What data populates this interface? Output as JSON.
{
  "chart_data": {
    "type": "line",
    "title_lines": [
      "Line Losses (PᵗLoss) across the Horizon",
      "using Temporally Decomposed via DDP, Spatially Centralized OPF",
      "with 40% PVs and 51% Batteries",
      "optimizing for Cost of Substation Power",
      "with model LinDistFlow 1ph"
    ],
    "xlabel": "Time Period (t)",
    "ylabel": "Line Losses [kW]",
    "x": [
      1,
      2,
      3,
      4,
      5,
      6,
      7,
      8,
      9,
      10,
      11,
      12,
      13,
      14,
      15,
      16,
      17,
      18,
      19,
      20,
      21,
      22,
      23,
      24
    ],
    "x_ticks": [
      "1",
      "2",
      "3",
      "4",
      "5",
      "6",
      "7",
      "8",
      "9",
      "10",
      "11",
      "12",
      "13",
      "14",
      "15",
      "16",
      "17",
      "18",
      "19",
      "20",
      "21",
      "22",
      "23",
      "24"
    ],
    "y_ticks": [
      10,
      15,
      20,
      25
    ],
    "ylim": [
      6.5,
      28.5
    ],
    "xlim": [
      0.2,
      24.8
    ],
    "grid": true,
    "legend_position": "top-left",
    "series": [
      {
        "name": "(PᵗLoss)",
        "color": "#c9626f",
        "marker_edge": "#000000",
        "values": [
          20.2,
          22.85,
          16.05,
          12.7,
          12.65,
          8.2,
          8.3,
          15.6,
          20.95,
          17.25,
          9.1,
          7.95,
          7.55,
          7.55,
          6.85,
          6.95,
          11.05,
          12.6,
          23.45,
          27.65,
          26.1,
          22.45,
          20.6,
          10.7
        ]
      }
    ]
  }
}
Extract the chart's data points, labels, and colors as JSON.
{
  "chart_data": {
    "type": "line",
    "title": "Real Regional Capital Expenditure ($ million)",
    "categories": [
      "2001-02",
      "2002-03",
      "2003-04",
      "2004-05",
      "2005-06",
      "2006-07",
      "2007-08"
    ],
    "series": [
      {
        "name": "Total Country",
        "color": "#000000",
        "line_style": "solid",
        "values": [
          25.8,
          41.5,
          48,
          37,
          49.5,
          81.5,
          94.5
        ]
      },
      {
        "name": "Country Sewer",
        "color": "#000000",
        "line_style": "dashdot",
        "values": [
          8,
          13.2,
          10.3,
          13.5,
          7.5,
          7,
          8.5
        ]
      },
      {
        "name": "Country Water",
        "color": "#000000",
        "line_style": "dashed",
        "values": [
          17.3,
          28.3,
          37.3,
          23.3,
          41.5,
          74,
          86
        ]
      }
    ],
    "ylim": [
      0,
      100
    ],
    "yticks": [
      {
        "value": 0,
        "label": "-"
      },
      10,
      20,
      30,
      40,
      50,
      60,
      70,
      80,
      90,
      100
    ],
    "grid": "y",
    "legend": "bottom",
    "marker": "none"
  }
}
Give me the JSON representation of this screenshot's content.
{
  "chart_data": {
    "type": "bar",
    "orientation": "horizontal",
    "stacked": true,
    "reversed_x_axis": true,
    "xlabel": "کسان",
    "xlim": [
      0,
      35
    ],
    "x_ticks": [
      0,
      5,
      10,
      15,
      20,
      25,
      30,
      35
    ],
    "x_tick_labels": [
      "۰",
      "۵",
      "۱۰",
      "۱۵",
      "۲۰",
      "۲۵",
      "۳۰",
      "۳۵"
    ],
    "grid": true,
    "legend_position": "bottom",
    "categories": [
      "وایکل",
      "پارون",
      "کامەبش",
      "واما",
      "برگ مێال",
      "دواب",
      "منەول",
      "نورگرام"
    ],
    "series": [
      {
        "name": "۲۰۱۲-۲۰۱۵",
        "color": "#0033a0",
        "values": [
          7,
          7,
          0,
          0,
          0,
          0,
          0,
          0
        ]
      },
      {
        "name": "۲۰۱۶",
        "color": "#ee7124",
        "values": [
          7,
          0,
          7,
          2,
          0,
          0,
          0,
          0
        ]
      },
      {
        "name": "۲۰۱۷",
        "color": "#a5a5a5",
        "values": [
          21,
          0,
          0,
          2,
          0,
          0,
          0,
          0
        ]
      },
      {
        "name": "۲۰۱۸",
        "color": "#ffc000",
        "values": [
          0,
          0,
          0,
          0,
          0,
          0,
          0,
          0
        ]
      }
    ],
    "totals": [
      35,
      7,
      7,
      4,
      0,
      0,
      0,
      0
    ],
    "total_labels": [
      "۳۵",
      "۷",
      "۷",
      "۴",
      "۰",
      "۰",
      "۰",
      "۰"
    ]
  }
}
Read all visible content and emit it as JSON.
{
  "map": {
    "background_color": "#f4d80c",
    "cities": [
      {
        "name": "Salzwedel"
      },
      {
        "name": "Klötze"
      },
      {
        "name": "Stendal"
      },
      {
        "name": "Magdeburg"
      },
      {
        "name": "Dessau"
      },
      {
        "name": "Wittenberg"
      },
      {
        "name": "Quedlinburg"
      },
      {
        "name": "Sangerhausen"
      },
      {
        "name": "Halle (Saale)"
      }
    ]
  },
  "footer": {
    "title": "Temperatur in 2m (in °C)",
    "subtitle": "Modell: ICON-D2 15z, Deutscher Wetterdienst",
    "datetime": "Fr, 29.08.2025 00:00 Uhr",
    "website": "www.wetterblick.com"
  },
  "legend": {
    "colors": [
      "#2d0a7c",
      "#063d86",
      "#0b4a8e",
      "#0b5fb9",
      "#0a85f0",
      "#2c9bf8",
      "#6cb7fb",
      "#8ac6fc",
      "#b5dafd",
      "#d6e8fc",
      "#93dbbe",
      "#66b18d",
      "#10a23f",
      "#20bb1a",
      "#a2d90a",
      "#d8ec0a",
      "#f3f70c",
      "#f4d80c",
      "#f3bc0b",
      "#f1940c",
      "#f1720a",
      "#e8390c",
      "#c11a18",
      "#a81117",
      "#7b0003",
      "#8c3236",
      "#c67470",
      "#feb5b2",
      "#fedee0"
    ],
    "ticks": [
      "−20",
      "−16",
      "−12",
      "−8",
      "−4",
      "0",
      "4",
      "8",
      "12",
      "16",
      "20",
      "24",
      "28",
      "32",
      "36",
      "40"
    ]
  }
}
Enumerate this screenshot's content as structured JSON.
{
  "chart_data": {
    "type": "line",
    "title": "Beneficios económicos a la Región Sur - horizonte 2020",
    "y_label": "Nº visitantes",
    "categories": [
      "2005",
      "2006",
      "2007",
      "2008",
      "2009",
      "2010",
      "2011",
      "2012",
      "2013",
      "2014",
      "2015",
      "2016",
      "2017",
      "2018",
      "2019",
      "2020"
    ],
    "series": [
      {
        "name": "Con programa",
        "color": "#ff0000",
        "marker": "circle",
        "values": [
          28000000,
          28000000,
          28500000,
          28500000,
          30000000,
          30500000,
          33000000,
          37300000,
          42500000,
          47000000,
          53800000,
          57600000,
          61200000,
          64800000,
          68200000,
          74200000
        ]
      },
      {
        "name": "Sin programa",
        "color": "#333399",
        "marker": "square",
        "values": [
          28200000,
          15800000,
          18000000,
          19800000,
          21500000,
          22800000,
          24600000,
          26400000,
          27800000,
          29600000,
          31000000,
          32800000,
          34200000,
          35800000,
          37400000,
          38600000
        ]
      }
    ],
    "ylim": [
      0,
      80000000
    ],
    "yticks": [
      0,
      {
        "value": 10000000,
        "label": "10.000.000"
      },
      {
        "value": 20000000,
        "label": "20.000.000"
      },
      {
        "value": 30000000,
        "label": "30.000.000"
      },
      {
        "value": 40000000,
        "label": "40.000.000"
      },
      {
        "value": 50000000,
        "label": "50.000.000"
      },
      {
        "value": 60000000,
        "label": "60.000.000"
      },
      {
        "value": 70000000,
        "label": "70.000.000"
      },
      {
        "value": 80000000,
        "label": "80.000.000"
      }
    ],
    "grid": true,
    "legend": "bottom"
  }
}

__________________________________________________

Pull every line containing the word "screenshot" out of the material.

Give me the JSON representation of this screenshot's content.
Enumerate this screenshot's content as structured JSON.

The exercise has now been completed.